** PROBLEM TO WORK ON **
Scan the material and copy every line in which "from" appears.

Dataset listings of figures
****************

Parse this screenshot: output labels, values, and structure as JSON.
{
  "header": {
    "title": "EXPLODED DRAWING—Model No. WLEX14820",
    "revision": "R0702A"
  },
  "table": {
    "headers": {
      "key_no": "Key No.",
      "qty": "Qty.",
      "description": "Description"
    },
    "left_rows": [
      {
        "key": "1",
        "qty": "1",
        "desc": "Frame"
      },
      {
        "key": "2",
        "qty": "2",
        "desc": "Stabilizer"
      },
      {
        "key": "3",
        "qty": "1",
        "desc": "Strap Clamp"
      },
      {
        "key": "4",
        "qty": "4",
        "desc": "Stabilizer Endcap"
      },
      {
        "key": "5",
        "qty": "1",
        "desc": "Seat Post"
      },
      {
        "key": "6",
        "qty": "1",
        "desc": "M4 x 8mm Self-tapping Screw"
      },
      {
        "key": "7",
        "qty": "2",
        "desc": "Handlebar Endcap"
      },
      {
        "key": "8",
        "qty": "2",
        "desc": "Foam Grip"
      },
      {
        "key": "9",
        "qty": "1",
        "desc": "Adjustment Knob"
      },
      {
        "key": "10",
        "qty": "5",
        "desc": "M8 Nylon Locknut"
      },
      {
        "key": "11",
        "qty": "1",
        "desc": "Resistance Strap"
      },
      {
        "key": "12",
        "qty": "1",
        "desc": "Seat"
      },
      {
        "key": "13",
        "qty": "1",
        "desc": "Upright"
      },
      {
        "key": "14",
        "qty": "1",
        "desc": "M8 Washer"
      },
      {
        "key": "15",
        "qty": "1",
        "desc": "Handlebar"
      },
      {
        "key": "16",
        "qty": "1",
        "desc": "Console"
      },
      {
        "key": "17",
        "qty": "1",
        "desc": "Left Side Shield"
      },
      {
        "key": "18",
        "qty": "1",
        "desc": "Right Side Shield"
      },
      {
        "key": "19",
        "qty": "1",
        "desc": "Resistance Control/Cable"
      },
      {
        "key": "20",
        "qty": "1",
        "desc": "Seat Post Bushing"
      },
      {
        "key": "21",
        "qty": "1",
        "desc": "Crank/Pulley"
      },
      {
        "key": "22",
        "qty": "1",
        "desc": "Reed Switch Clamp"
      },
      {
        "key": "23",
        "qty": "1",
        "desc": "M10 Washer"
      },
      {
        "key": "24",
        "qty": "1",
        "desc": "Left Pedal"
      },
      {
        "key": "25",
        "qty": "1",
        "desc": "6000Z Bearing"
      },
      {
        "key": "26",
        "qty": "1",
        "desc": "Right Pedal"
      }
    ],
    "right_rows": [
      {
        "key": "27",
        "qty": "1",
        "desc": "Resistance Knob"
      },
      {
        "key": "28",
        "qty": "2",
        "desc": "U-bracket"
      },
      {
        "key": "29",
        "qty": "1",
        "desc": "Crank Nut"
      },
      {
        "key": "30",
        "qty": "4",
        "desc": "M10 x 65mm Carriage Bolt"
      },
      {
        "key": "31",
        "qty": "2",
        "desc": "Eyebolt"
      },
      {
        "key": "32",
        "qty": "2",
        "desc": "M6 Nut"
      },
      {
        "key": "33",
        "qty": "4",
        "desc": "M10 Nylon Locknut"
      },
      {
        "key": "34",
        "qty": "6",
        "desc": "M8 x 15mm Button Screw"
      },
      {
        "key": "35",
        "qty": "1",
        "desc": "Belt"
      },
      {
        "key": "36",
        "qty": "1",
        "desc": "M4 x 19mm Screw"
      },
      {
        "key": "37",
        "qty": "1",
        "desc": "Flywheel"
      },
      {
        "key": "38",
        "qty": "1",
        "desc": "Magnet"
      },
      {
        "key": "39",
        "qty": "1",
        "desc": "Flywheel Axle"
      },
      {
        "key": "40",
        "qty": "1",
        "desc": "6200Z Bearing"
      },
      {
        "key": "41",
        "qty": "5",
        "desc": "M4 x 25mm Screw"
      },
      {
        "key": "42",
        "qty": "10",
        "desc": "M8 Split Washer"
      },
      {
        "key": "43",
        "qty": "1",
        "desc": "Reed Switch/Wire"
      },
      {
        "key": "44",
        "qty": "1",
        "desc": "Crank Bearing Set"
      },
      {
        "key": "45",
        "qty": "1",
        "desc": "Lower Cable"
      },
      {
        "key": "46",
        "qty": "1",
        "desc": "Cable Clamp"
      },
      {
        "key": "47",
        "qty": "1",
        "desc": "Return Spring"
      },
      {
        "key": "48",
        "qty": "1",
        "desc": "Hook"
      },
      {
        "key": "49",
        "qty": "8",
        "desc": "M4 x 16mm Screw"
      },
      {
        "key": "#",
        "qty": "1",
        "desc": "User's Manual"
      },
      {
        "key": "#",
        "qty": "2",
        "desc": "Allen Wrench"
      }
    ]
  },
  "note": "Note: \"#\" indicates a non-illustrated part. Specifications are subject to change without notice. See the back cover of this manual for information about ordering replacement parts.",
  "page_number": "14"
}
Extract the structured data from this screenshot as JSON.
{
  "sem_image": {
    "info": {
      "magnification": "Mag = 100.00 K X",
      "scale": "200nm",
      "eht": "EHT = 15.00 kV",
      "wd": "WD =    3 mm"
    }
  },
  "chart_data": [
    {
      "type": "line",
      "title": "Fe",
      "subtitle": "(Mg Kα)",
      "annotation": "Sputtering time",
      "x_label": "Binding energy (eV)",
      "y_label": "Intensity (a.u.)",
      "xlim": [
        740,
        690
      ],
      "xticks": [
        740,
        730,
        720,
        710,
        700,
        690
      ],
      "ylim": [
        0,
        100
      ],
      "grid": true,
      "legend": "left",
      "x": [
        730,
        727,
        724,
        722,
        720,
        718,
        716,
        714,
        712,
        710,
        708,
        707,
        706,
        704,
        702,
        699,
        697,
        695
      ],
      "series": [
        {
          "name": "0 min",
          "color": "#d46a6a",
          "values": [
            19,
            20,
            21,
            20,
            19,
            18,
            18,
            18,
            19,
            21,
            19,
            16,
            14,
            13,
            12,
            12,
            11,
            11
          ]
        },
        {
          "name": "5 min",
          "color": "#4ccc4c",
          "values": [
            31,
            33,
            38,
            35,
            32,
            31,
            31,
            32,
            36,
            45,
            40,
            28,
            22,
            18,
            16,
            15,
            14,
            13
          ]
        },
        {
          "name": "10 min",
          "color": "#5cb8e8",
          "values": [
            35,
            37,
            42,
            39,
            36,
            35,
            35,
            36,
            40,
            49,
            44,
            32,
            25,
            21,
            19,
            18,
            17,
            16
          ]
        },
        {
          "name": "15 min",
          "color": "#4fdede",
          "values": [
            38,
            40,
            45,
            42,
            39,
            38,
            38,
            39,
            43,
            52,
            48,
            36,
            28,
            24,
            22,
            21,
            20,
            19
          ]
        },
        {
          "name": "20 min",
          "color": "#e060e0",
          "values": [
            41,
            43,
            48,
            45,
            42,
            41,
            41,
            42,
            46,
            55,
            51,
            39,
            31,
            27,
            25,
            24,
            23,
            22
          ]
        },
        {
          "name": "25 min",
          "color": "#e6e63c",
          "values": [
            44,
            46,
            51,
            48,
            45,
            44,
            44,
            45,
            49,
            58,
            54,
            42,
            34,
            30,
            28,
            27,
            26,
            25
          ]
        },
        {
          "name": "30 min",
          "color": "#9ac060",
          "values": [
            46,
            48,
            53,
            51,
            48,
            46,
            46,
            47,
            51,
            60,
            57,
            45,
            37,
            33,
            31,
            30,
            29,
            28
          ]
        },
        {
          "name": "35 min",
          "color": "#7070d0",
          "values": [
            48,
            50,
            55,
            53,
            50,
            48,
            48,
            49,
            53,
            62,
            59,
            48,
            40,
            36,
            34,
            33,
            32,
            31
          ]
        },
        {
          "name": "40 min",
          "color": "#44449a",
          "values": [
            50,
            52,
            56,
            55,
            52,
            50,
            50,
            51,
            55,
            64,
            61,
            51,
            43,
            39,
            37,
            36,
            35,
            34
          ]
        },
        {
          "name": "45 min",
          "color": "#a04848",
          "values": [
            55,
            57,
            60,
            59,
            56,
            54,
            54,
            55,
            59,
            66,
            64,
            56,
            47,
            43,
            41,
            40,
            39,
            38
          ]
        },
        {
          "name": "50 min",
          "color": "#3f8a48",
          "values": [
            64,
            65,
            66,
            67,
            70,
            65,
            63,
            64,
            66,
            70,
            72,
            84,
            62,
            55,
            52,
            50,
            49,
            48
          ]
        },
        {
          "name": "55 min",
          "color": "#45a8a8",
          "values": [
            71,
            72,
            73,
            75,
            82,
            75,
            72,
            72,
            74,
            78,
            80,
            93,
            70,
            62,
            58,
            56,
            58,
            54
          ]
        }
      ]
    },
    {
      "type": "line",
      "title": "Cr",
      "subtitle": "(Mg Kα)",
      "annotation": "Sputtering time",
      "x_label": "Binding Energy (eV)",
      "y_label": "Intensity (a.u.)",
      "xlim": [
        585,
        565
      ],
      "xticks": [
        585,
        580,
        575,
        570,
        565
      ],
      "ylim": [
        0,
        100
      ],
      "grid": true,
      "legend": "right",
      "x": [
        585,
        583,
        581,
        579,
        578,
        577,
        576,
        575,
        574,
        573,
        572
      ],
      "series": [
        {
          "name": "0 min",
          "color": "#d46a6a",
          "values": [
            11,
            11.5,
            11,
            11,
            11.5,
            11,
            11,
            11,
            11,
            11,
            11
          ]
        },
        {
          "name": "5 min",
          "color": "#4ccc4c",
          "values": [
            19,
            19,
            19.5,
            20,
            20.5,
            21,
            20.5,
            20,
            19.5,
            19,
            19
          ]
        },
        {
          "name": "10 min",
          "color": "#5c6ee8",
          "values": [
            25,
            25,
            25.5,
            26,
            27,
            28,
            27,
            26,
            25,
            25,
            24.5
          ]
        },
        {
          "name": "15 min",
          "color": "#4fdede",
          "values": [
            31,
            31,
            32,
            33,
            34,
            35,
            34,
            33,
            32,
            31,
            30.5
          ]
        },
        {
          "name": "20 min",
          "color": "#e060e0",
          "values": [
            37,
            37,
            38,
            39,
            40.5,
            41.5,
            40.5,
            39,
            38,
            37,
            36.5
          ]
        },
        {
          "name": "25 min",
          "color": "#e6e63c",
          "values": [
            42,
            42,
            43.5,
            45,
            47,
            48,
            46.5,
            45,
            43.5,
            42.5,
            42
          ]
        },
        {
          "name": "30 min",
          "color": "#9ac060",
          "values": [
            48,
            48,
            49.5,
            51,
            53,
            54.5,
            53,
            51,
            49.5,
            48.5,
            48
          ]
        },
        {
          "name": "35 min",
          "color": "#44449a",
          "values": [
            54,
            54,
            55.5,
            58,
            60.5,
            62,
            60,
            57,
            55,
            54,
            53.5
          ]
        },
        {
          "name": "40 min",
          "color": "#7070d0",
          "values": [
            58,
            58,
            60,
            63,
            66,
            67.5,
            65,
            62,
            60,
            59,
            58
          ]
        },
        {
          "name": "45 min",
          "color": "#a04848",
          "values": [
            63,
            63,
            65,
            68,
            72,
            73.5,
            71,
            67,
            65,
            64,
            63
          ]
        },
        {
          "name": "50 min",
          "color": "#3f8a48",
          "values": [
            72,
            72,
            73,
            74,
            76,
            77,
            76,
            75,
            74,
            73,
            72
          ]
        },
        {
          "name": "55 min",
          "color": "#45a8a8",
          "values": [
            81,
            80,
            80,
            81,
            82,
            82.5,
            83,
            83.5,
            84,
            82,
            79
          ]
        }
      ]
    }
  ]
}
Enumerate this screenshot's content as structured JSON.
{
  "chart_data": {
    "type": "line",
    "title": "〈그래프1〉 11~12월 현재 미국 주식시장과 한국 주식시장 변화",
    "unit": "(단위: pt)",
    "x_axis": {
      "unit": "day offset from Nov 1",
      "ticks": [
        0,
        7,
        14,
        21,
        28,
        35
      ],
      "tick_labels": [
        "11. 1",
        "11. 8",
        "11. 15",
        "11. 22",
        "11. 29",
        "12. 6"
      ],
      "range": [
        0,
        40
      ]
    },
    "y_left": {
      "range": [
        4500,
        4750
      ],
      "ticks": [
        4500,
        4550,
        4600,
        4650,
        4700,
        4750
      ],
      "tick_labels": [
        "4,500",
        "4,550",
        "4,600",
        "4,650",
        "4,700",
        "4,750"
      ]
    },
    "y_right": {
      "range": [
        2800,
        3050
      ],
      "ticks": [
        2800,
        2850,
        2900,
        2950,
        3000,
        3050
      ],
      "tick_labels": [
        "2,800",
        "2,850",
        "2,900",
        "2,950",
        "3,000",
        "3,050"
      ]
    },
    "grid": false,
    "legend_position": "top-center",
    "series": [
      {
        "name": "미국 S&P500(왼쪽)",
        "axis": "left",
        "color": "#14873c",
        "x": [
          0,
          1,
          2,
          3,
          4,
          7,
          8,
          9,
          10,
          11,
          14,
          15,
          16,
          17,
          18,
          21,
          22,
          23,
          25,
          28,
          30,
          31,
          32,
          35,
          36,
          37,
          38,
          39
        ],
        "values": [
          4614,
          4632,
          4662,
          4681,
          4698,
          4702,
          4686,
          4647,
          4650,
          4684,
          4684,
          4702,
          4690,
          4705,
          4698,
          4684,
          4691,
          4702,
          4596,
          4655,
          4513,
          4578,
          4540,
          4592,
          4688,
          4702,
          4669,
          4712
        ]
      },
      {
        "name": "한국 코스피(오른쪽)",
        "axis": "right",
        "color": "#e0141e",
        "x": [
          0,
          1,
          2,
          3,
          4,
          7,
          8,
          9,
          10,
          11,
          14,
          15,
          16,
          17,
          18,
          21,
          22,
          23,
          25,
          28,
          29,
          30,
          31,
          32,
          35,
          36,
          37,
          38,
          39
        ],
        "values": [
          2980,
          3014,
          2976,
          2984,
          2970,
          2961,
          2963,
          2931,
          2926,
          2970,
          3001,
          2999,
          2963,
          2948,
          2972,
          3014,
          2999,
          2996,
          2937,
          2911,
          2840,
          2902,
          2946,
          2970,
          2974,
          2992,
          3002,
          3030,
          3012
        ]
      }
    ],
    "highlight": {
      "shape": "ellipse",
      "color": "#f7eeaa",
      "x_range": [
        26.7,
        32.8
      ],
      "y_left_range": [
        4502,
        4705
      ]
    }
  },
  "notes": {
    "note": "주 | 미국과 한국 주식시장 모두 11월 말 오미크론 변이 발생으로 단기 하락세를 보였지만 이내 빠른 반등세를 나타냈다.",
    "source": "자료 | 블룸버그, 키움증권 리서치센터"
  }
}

****************

** WRITTEN SOLUTION **
Extract the structured data from this screenshot as JSON.
      "unit": "day offset from Nov 1",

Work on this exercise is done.